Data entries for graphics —

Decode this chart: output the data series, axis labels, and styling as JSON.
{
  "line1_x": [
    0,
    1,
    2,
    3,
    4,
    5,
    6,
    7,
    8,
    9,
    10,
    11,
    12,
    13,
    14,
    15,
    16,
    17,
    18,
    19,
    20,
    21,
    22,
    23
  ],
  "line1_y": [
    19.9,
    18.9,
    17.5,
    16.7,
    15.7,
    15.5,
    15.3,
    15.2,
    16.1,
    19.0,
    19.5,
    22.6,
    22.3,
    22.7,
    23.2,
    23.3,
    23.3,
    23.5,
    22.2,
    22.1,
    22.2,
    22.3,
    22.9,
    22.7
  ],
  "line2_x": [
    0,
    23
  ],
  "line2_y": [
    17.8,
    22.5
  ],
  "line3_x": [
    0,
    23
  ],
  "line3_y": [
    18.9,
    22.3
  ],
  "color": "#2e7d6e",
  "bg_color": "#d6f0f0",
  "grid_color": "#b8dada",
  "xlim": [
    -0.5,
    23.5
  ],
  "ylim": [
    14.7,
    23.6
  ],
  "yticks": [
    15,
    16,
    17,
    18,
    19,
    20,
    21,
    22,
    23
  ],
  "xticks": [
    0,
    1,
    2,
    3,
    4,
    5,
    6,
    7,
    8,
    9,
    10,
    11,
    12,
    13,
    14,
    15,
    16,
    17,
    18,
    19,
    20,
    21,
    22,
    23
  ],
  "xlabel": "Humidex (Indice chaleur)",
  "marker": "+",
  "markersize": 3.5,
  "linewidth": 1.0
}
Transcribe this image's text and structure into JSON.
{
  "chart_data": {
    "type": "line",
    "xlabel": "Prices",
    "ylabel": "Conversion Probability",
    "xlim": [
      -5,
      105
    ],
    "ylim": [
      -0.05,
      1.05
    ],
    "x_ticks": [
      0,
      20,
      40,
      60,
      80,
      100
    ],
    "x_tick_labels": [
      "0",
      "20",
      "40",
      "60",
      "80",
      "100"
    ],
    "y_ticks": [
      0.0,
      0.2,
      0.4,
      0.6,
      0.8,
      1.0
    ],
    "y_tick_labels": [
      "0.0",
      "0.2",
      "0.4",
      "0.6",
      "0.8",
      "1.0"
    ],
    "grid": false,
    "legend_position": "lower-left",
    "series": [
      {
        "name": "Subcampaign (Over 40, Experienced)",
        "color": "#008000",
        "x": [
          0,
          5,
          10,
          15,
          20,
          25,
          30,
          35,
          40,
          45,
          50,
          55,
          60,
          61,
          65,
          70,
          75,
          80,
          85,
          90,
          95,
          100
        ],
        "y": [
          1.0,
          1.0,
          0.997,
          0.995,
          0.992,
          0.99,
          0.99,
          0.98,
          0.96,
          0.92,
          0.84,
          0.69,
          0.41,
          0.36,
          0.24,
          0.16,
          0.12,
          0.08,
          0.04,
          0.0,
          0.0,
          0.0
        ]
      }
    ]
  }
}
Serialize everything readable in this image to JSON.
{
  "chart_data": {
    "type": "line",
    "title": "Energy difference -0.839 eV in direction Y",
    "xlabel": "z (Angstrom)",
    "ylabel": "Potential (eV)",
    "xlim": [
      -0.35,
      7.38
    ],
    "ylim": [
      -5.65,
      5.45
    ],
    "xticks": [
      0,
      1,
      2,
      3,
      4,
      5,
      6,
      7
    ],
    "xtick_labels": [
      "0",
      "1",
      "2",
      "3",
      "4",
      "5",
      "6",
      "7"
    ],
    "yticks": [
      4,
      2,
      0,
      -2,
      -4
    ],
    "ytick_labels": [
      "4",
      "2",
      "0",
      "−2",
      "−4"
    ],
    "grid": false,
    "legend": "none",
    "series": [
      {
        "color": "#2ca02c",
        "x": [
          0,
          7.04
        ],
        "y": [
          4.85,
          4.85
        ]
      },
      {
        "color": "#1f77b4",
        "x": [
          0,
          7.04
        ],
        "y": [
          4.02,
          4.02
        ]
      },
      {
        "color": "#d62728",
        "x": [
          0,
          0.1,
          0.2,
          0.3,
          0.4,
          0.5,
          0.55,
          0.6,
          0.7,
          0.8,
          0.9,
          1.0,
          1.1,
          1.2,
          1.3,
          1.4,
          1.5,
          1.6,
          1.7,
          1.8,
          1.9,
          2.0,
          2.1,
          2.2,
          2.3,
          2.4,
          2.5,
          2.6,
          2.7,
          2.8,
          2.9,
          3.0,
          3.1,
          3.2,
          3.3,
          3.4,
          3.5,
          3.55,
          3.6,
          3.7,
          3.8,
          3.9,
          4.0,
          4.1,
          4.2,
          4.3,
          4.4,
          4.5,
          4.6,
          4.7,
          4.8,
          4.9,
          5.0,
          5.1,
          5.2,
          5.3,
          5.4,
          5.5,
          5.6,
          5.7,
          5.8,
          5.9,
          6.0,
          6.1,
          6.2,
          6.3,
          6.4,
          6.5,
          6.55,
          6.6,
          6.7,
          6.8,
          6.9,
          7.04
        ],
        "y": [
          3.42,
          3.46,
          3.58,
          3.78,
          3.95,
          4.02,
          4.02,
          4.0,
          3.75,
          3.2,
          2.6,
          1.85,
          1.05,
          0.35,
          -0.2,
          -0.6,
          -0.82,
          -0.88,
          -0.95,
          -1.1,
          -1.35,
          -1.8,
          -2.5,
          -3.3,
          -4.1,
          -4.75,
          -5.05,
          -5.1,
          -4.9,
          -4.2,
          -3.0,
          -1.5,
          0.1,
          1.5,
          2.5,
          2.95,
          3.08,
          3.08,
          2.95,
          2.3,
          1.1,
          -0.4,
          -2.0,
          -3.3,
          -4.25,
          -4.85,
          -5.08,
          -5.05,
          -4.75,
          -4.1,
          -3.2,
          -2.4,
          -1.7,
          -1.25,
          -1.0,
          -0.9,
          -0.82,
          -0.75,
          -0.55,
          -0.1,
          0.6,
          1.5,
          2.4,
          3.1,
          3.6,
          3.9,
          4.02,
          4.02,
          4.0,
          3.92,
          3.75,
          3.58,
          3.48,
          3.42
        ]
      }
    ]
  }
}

WRITTEN TASK — Repeat the whole listing exactly, keeping every line intact.

FULL ANSWER —
Decode this chart: output the data series, axis labels, and styling as JSON.
{
  "line1_x": [
    0,
    1,
    2,
    3,
    4,
    5,
    6,
    7,
    8,
    9,
    10,
    11,
    12,
    13,
    14,
    15,
    16,
    17,
    18,
    19,
    20,
    21,
    22,
    23
  ],
  "line1_y": [
    19.9,
    18.9,
    17.5,
    16.7,
    15.7,
    15.5,
    15.3,
    15.2,
    16.1,
    19.0,
    19.5,
    22.6,
    22.3,
    22.7,
    23.2,
    23.3,
    23.3,
    23.5,
    22.2,
    22.1,
    22.2,
    22.3,
    22.9,
    22.7
  ],
  "line2_x": [
    0,
    23
  ],
  "line2_y": [
    17.8,
    22.5
  ],
  "line3_x": [
    0,
    23
  ],
  "line3_y": [
    18.9,
    22.3
  ],
  "color": "#2e7d6e",
  "bg_color": "#d6f0f0",
  "grid_color": "#b8dada",
  "xlim": [
    -0.5,
    23.5
  ],
  "ylim": [
    14.7,
    23.6
  ],
  "yticks": [
    15,
    16,
    17,
    18,
    19,
    20,
    21,
    22,
    23
  ],
  "xticks": [
    0,
    1,
    2,
    3,
    4,
    5,
    6,
    7,
    8,
    9,
    10,
    11,
    12,
    13,
    14,
    15,
    16,
    17,
    18,
    19,
    20,
    21,
    22,
    23
  ],
  "xlabel": "Humidex (Indice chaleur)",
  "marker": "+",
  "markersize": 3.5,
  "linewidth": 1.0
}
Transcribe this image's text and structure into JSON.
{
  "chart_data": {
    "type": "line",
    "xlabel": "Prices",
    "ylabel": "Conversion Probability",
    "xlim": [
      -5,
      105
    ],
    "ylim": [
      -0.05,
      1.05
    ],
    "x_ticks": [
      0,
      20,
      40,
      60,
      80,
      100
    ],
    "x_tick_labels": [
      "0",
      "20",
      "40",
      "60",
      "80",
      "100"
    ],
    "y_ticks": [
      0.0,
      0.2,
      0.4,
      0.6,
      0.8,
      1.0
    ],
    "y_tick_labels": [
      "0.0",
      "0.2",
      "0.4",
      "0.6",
      "0.8",
      "1.0"
    ],
    "grid": false,
    "legend_position": "lower-left",
    "series": [
      {
        "name": "Subcampaign (Over 40, Experienced)",
        "color": "#008000",
        "x": [
          0,
          5,
          10,
          15,
          20,
          25,
          30,
          35,
          40,
          45,
          50,
          55,
          60,
          61,
          65,
          70,
          75,
          80,
          85,
          90,
          95,
          100
        ],
        "y": [
          1.0,
          1.0,
          0.997,
          0.995,
          0.992,
          0.99,
          0.99,
          0.98,
          0.96,
          0.92,
          0.84,
          0.69,
          0.41,
          0.36,
          0.24,
          0.16,
          0.12,
          0.08,
          0.04,
          0.0,
          0.0,
          0.0
        ]
      }
    ]
  }
}
Serialize everything readable in this image to JSON.
{
  "chart_data": {
    "type": "line",
    "title": "Energy difference -0.839 eV in direction Y",
    "xlabel": "z (Angstrom)",
    "ylabel": "Potential (eV)",
    "xlim": [
      -0.35,
      7.38
    ],
    "ylim": [
      -5.65,
      5.45
    ],
    "xticks": [
      0,
      1,
      2,
      3,
      4,
      5,
      6,
      7
    ],
    "xtick_labels": [
      "0",
      "1",
      "2",
      "3",
      "4",
      "5",
      "6",
      "7"
    ],
    "yticks": [
      4,
      2,
      0,
      -2,
      -4
    ],
    "ytick_labels": [
      "4",
      "2",
      "0",
      "−2",
      "−4"
    ],
    "grid": false,
    "legend": "none",
    "series": [
      {
        "color": "#2ca02c",
        "x": [
          0,
          7.04
        ],
        "y": [
          4.85,
          4.85
        ]
      },
      {
        "color": "#1f77b4",
        "x": [
          0,
          7.04
        ],
        "y": [
          4.02,
          4.02
        ]
      },
      {
        "color": "#d62728",
        "x": [
          0,
          0.1,
          0.2,
          0.3,
          0.4,
          0.5,
          0.55,
          0.6,
          0.7,
          0.8,
          0.9,
          1.0,
          1.1,
          1.2,
          1.3,
          1.4,
          1.5,
          1.6,
          1.7,
          1.8,
          1.9,
          2.0,
          2.1,
          2.2,
          2.3,
          2.4,
          2.5,
          2.6,
          2.7,
          2.8,
          2.9,
          3.0,
          3.1,
          3.2,
          3.3,
          3.4,
          3.5,
          3.55,
          3.6,
          3.7,
          3.8,
          3.9,
          4.0,
          4.1,
          4.2,
          4.3,
          4.4,
          4.5,
          4.6,
          4.7,
          4.8,
          4.9,
          5.0,
          5.1,
          5.2,
          5.3,
          5.4,
          5.5,
          5.6,
          5.7,
          5.8,
          5.9,
          6.0,
          6.1,
          6.2,
          6.3,
          6.4,
          6.5,
          6.55,
          6.6,
          6.7,
          6.8,
          6.9,
          7.04
        ],
        "y": [
          3.42,
          3.46,
          3.58,
          3.78,
          3.95,
          4.02,
          4.02,
          4.0,
          3.75,
          3.2,
          2.6,
          1.85,
          1.05,
          0.35,
          -0.2,
          -0.6,
          -0.82,
          -0.88,
          -0.95,
          -1.1,
          -1.35,
          -1.8,
          -2.5,
          -3.3,
          -4.1,
          -4.75,
          -5.05,
          -5.1,
          -4.9,
          -4.2,
          -3.0,
          -1.5,
          0.1,
          1.5,
          2.5,
          2.95,
          3.08,
          3.08,
          2.95,
          2.3,
          1.1,
          -0.4,
          -2.0,
          -3.3,
          -4.25,
          -4.85,
          -5.08,
          -5.05,
          -4.75,
          -4.1,
          -3.2,
          -2.4,
          -1.7,
          -1.25,
          -1.0,
          -0.9,
          -0.82,
          -0.75,
          -0.55,
          -0.1,
          0.6,
          1.5,
          2.4,
          3.1,
          3.6,
          3.9,
          4.02,
          4.02,
          4.0,
          3.92,
          3.75,
          3.58,
          3.48,
          3.42
        ]
      }
    ]
  }
}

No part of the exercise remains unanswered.